* _SOURCE MATERIAL_
══════════════════════════════

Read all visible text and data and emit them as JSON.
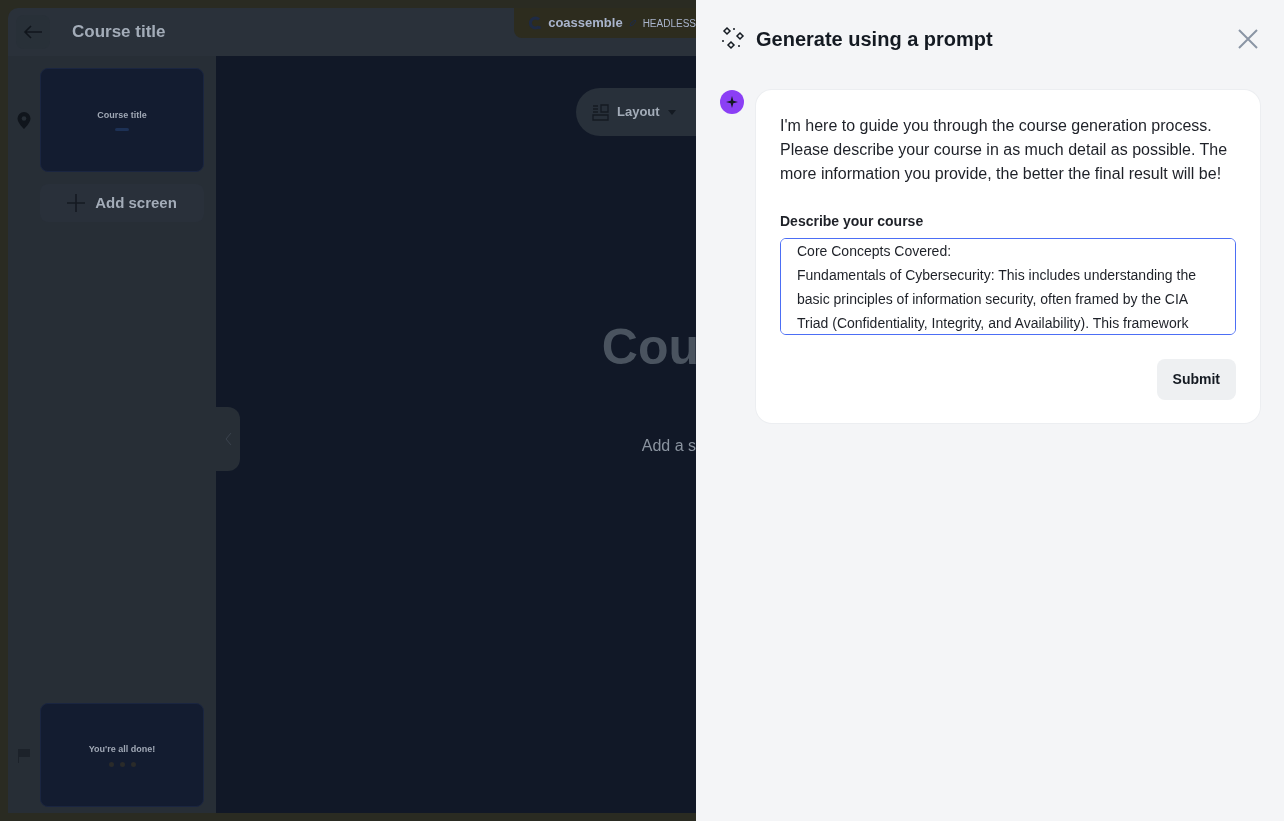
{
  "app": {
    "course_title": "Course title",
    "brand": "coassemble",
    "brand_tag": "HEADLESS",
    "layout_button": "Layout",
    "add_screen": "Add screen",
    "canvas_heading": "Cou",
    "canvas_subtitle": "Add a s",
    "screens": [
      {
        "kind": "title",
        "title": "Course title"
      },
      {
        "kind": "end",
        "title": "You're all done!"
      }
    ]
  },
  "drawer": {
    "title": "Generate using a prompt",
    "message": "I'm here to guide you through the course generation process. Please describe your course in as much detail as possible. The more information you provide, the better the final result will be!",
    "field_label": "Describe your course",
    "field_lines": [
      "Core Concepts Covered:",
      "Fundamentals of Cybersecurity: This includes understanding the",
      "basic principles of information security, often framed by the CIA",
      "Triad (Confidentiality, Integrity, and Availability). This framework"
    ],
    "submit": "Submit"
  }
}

══════════════════════════════

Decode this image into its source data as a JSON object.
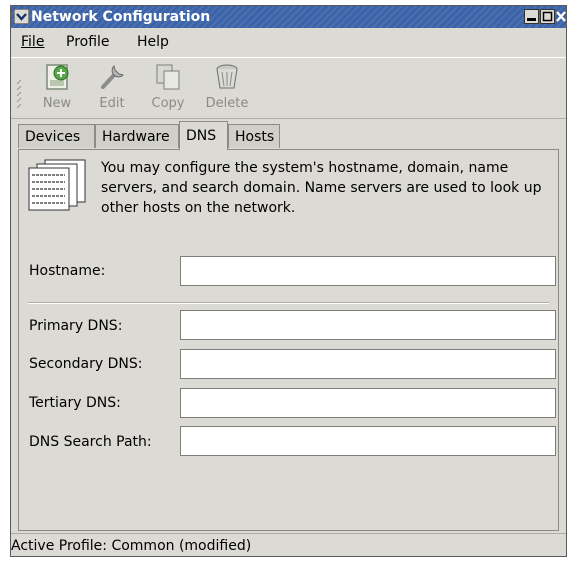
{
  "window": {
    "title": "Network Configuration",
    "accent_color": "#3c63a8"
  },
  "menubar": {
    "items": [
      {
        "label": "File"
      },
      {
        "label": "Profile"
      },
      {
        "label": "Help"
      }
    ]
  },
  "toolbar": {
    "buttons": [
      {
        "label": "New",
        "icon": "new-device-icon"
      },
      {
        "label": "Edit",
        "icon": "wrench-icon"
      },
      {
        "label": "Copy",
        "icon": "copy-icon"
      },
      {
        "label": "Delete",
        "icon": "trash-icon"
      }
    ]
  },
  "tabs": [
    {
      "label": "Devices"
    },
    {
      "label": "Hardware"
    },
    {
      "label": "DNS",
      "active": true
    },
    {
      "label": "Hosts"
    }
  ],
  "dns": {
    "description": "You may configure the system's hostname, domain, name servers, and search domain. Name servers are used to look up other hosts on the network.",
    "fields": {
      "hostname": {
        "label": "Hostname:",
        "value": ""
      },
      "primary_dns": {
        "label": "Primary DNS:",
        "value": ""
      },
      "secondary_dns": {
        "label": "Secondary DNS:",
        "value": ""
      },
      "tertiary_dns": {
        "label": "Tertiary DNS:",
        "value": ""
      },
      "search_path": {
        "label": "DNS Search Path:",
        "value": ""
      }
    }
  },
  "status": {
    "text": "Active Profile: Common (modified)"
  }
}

══════════════════════════════

* _OBJECTIVE_
Choose all lines containing the string "data" and copy them out.

* _OUTPUT OF THE EXERCISE_
Read all visible text and data and emit them as JSON.
Decode this image into its source data as a JSON object.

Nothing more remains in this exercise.